## Record excerpts
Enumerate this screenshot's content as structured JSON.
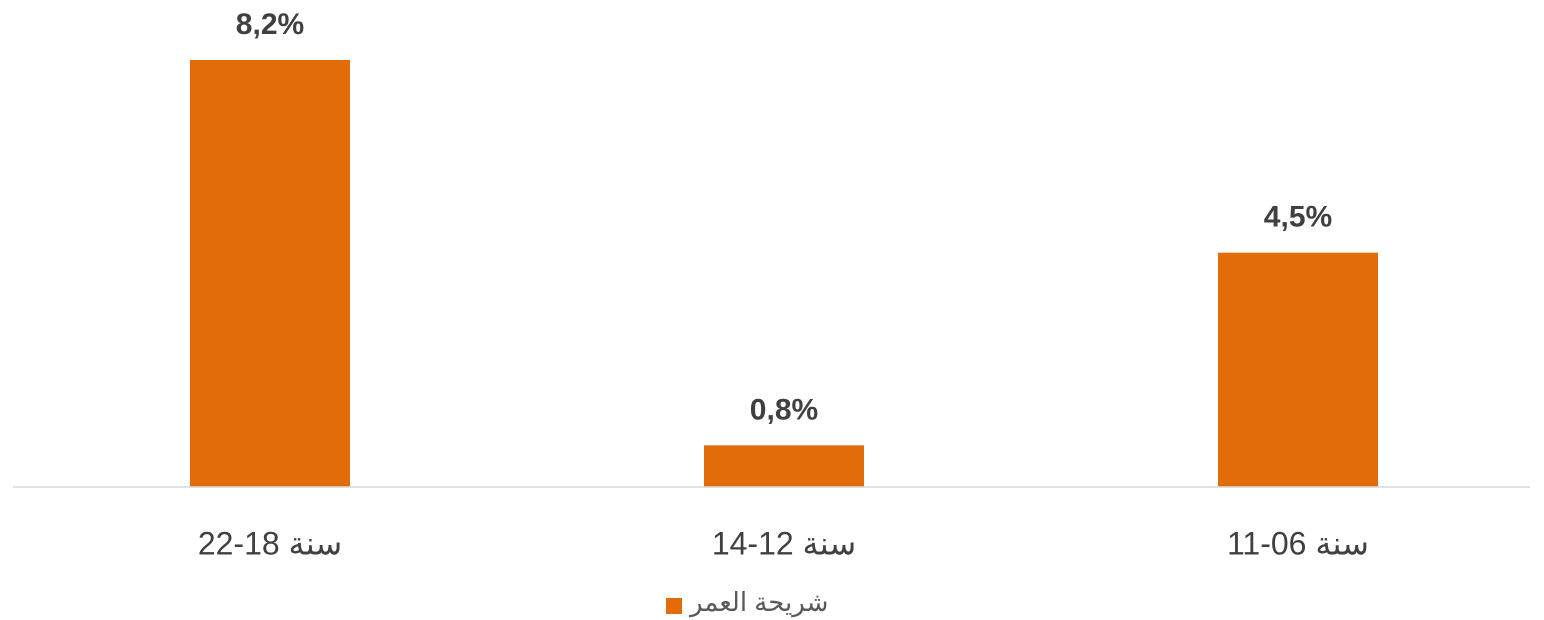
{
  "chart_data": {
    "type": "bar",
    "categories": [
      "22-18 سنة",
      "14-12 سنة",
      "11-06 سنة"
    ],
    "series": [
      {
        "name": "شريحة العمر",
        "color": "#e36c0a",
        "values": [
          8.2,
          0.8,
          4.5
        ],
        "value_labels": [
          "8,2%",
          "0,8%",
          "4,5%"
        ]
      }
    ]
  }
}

## Work required
Go through the listing above and write it all out exactly, leaving out any picture.

## Answer in full
Enumerate this screenshot's content as structured JSON.
{
  "chart_data": {
    "type": "bar",
    "categories": [
      "22-18 سنة",
      "14-12 سنة",
      "11-06 سنة"
    ],
    "series": [
      {
        "name": "شريحة العمر",
        "color": "#e36c0a",
        "values": [
          8.2,
          0.8,
          4.5
        ],
        "value_labels": [
          "8,2%",
          "0,8%",
          "4,5%"
        ]
      }
    ]
  }
}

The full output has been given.